Task statement: Count how many lines hold the string "Berkeley", and give only that number.

Excerpt from a dataset
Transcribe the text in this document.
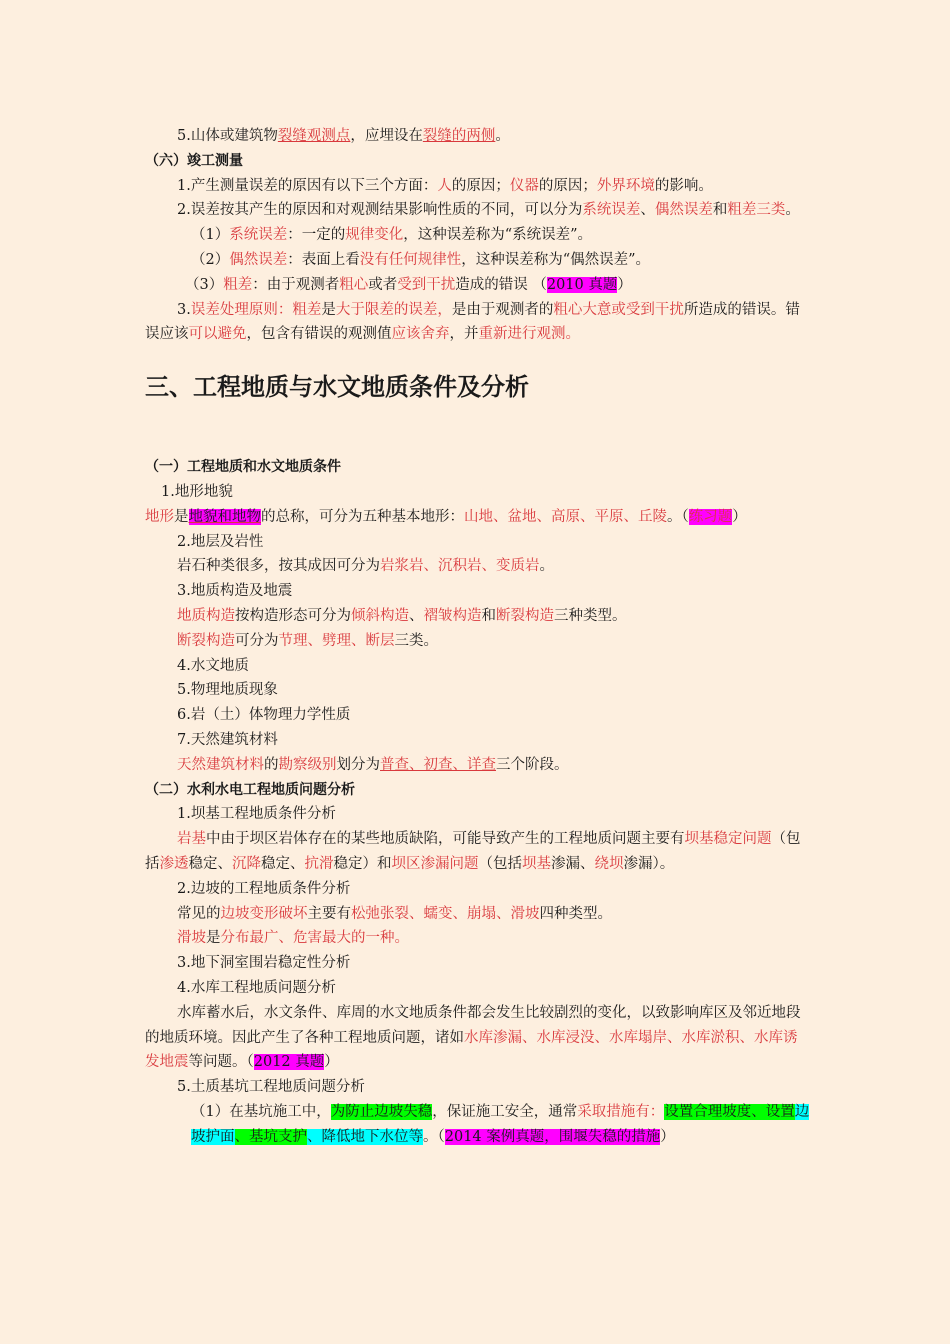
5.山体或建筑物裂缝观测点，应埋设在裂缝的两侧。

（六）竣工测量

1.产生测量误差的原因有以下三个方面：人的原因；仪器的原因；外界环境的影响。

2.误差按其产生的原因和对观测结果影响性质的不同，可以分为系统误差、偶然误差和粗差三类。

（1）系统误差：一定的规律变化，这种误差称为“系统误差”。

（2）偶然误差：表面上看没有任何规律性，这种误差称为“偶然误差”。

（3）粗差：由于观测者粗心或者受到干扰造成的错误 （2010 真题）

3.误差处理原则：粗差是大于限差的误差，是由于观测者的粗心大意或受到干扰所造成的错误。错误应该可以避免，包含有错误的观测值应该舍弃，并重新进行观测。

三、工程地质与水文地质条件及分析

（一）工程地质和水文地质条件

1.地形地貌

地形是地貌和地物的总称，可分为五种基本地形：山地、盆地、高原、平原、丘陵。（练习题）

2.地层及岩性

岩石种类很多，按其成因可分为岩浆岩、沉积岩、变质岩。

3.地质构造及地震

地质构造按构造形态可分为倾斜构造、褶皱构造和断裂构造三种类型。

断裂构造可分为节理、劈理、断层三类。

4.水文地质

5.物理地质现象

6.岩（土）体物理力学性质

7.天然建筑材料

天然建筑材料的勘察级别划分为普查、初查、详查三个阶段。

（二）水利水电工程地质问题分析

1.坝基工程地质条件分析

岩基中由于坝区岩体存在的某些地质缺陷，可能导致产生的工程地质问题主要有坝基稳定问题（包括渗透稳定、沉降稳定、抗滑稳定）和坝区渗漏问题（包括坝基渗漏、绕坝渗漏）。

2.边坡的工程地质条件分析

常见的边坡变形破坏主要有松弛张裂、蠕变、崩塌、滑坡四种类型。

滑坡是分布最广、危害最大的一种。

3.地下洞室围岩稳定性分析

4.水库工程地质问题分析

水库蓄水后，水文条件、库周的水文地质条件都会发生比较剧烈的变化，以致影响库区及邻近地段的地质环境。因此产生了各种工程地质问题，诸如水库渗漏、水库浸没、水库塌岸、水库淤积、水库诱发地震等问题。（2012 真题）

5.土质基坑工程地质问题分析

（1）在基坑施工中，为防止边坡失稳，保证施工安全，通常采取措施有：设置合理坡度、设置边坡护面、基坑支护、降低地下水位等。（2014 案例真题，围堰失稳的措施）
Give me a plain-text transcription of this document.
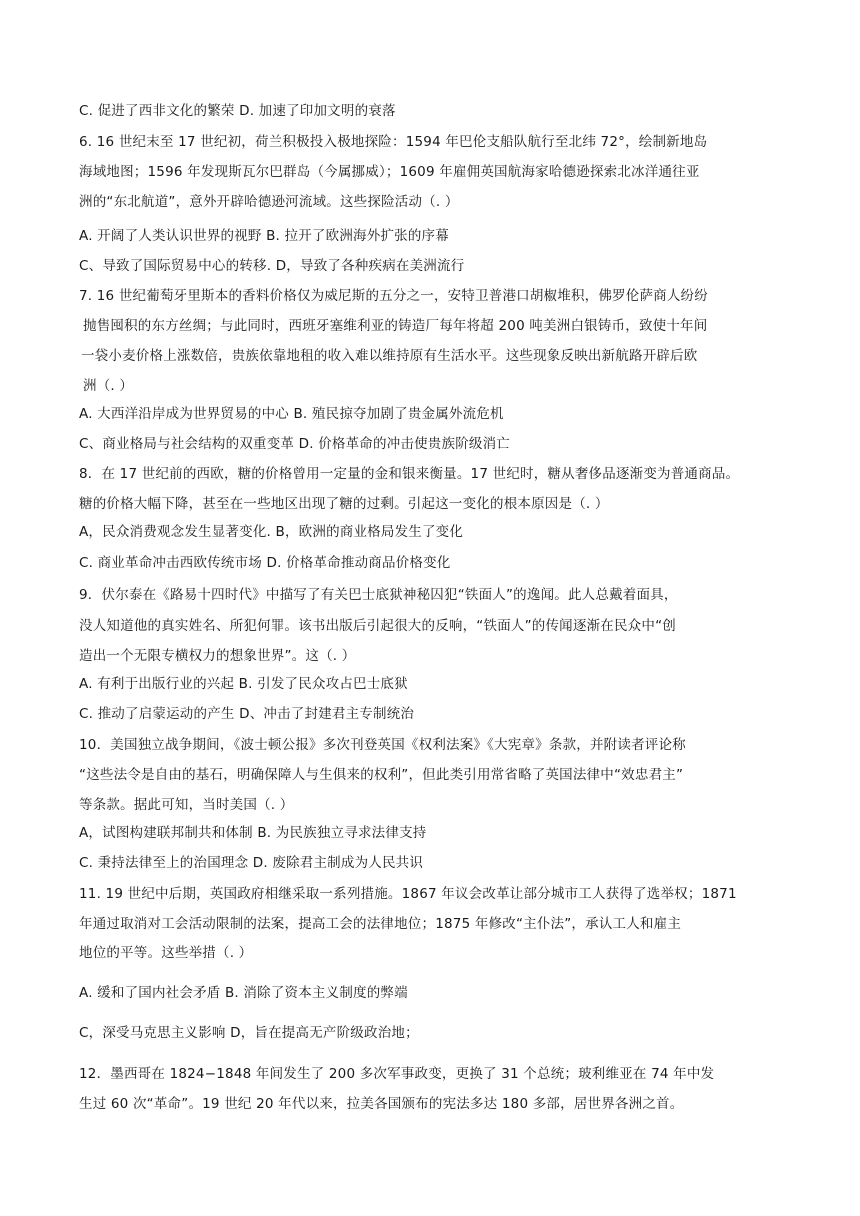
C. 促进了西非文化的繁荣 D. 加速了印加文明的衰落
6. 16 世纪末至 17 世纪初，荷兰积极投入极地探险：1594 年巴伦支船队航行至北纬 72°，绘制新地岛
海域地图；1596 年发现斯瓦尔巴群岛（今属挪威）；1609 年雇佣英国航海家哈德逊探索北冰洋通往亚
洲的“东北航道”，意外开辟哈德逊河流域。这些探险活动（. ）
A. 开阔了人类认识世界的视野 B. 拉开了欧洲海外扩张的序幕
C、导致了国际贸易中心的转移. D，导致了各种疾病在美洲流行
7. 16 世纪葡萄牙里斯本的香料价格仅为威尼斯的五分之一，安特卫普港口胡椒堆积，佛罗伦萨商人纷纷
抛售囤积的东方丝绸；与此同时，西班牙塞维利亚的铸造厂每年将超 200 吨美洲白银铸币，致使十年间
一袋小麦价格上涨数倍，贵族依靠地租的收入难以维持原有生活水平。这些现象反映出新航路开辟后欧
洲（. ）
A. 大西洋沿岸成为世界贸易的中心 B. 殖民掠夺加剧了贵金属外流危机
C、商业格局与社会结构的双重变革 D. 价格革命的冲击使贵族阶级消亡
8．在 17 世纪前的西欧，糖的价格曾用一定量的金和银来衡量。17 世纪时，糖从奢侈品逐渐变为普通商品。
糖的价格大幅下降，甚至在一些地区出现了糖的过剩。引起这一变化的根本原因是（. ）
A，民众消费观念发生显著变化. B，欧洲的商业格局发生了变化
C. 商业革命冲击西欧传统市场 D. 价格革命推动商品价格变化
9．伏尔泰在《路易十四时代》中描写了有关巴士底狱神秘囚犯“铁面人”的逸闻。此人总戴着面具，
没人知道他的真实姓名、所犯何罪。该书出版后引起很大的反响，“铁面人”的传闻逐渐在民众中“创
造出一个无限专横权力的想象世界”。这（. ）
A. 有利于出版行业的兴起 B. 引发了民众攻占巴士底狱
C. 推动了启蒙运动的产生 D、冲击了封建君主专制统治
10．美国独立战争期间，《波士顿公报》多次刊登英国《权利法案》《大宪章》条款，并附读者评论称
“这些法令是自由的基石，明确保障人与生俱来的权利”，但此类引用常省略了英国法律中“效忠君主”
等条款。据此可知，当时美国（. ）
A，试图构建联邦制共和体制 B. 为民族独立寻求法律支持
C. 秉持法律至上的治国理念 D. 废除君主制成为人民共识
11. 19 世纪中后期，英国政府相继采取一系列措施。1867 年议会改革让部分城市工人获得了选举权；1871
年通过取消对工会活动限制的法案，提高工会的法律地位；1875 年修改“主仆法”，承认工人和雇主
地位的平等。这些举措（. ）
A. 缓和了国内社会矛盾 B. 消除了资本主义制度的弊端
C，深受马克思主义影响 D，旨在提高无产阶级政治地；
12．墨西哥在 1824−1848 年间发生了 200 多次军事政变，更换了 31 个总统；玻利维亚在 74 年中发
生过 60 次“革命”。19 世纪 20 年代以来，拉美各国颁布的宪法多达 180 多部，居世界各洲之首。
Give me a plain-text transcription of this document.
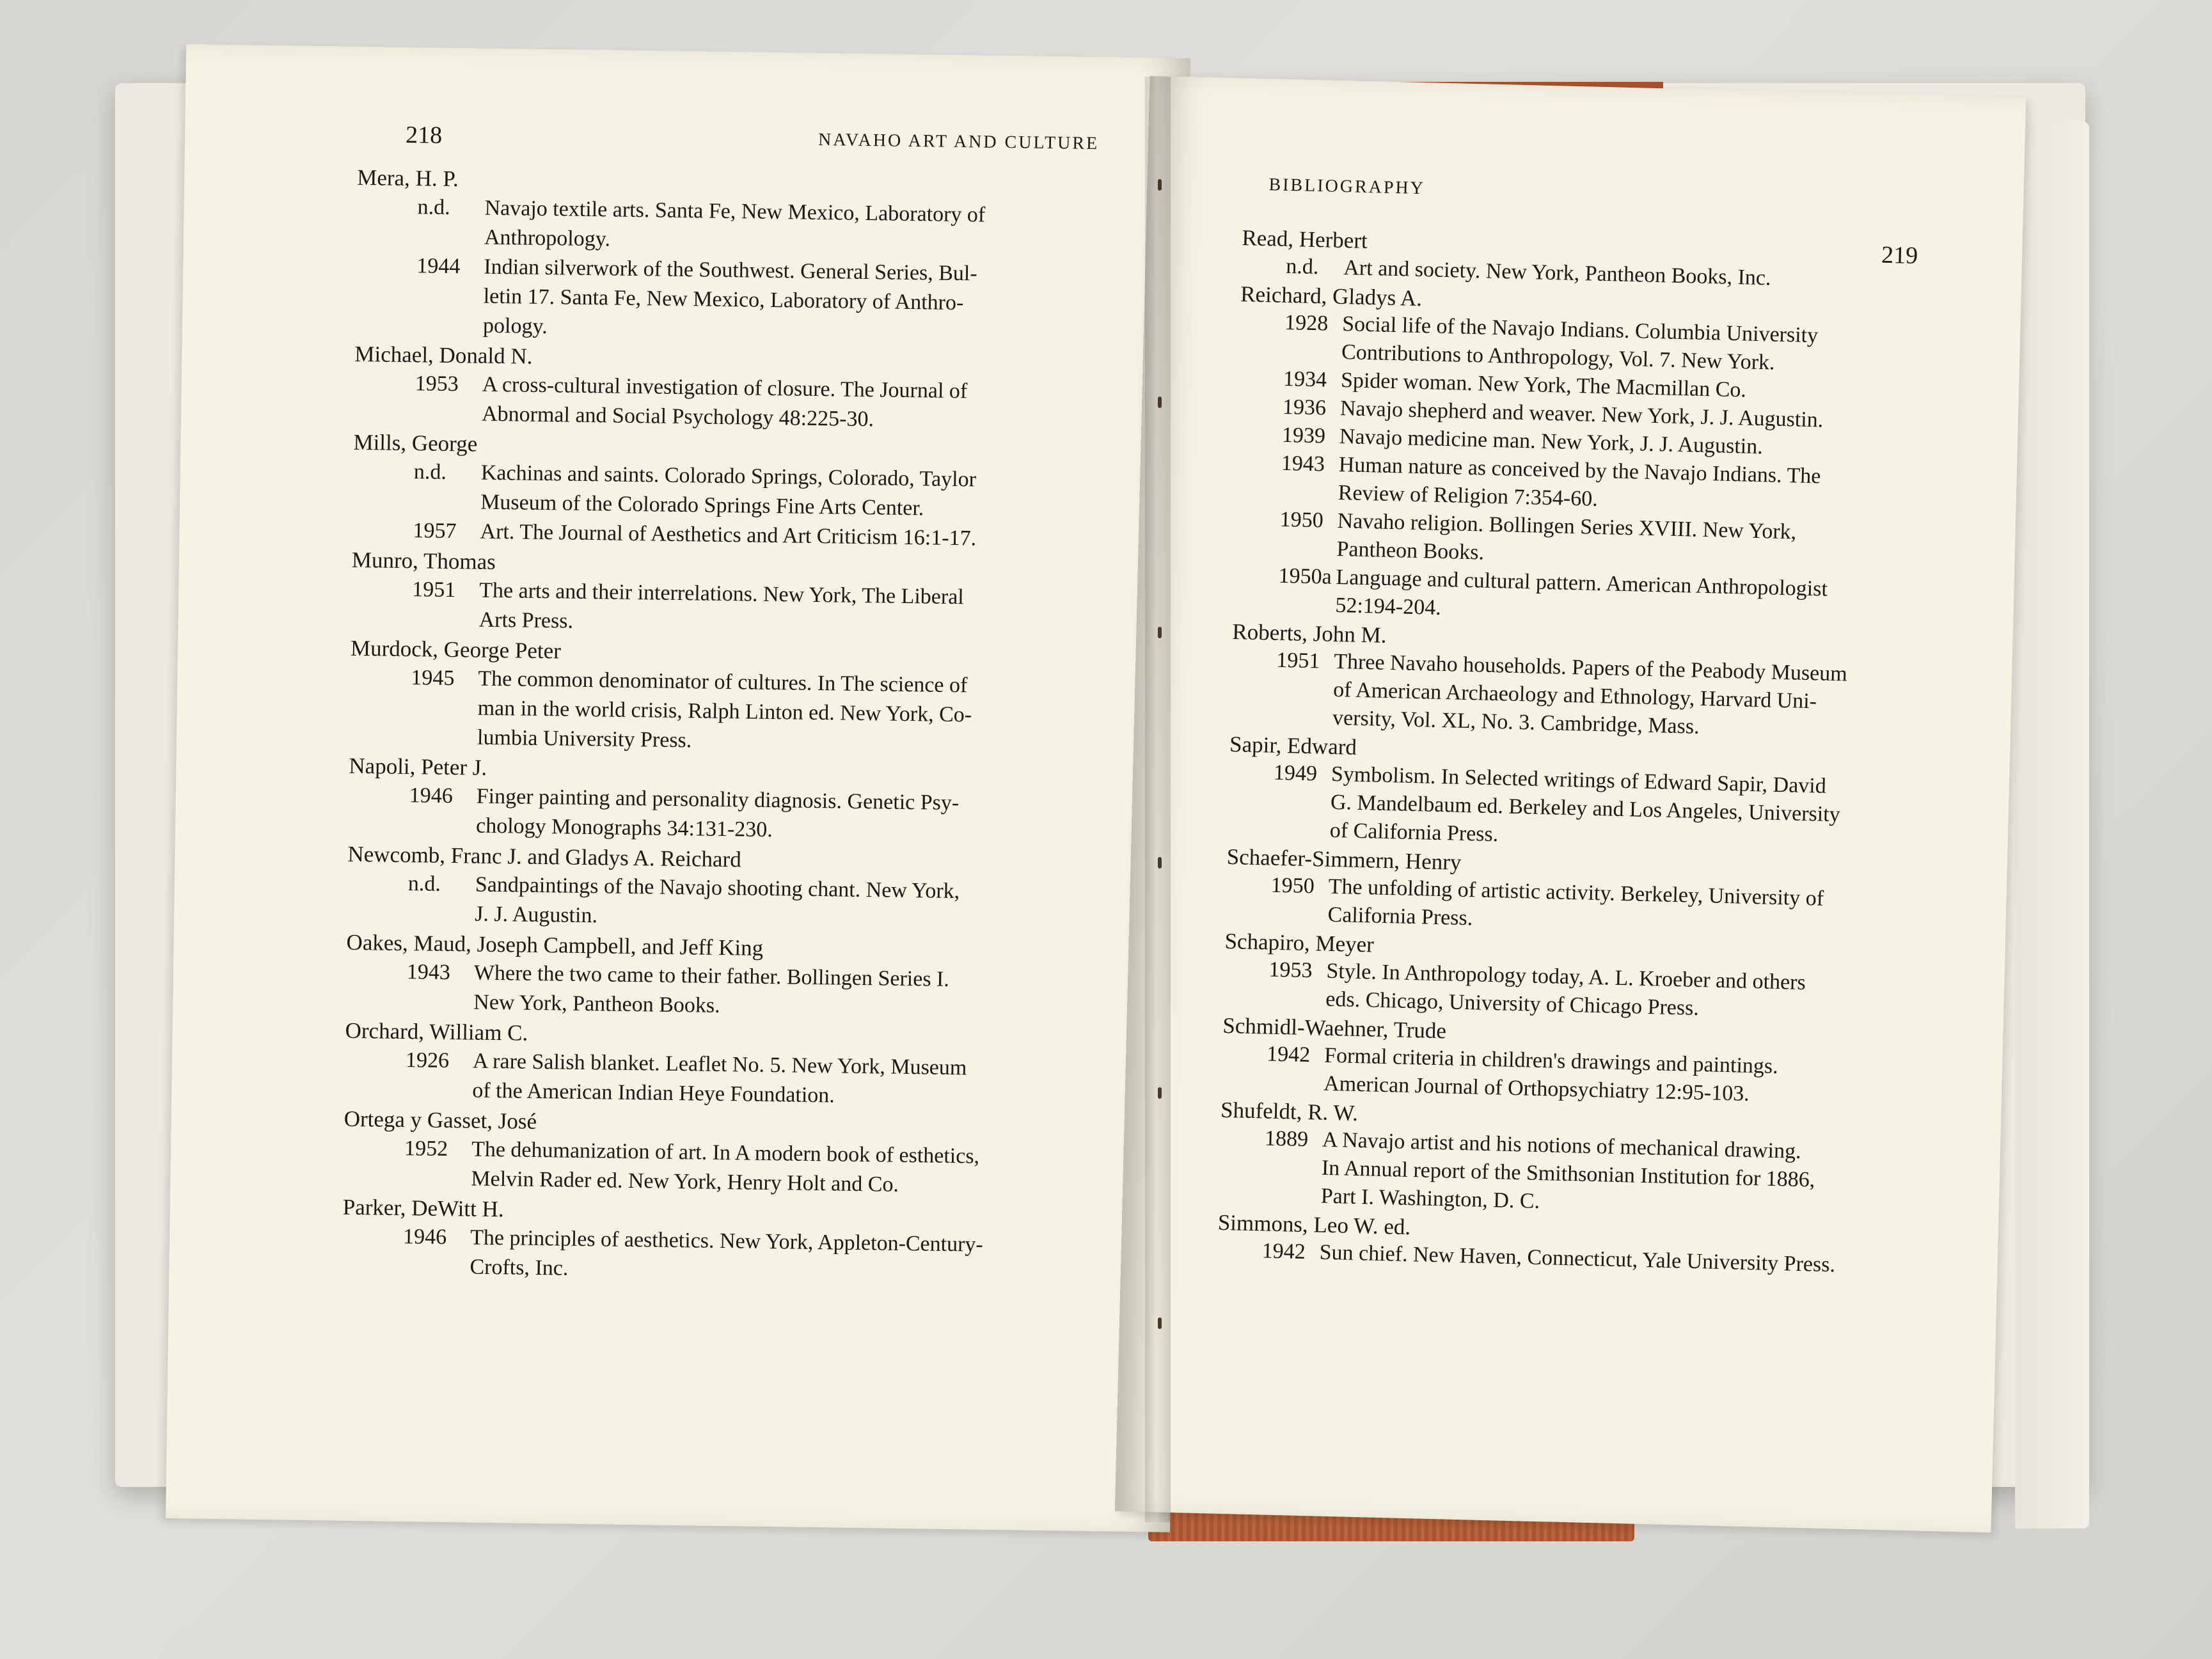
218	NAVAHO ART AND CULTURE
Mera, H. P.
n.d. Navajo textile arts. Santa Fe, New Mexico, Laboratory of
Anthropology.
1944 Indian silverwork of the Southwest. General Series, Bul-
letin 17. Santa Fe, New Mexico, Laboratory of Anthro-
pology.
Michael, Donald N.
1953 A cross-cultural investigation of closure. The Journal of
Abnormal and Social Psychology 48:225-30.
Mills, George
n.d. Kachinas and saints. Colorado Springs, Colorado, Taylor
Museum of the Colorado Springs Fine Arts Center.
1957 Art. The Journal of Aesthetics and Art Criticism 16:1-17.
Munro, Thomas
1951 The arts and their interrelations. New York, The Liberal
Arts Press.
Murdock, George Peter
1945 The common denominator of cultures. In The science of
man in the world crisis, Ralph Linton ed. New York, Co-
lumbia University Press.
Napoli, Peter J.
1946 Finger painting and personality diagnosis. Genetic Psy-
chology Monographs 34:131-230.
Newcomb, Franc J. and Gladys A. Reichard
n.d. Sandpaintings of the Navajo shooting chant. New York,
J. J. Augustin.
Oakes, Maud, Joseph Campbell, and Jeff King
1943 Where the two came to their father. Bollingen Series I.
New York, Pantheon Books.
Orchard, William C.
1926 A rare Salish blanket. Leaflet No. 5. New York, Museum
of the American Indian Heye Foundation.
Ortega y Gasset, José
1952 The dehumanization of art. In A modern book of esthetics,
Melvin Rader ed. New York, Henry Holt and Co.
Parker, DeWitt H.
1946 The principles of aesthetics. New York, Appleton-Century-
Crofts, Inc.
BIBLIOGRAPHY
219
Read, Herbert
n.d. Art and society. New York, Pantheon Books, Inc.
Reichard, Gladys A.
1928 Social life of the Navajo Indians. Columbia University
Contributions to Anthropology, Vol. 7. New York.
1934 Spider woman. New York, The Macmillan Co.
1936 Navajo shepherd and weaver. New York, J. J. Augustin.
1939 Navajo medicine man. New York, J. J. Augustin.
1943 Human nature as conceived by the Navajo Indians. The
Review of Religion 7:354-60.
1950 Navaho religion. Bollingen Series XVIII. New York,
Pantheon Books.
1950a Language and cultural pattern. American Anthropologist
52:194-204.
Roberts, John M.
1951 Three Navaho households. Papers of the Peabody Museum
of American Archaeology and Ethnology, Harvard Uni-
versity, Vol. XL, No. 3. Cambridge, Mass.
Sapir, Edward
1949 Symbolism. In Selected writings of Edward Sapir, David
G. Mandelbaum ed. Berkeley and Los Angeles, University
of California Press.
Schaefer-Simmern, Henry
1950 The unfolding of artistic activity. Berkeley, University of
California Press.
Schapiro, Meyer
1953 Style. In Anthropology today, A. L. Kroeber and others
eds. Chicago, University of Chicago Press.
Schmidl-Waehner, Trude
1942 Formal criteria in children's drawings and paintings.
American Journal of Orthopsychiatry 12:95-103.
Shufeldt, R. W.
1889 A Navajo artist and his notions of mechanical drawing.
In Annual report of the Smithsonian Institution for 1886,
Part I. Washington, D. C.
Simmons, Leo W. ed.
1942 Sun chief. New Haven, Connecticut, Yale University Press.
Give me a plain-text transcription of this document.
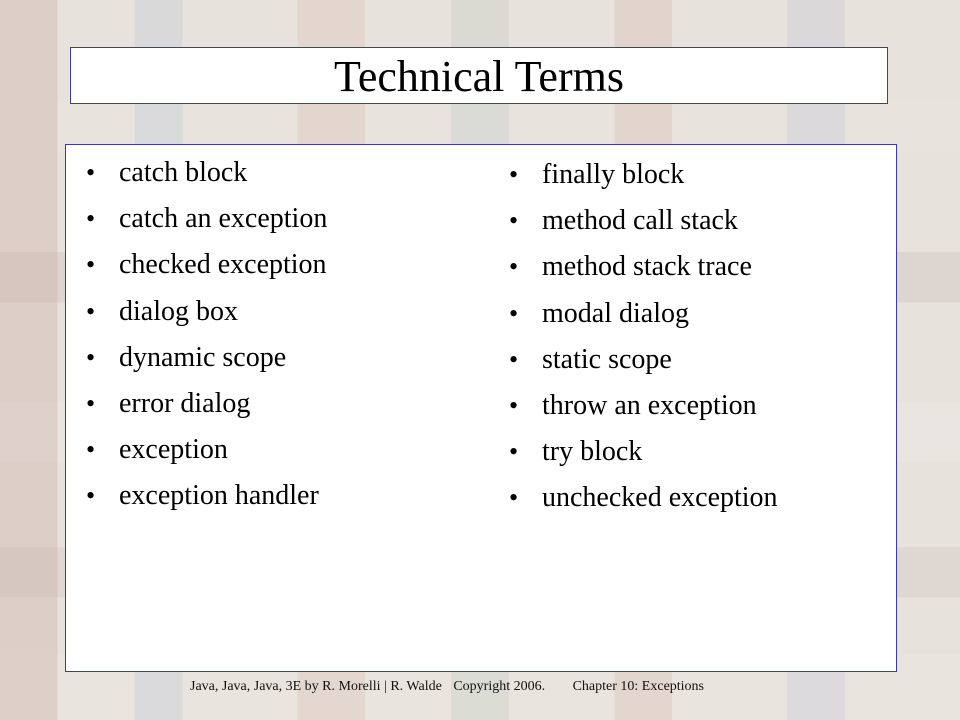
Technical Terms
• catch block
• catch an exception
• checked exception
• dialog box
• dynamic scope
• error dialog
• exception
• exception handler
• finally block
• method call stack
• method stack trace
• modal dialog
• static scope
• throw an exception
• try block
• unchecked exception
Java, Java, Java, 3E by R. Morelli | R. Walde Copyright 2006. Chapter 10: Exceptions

Answer below: 2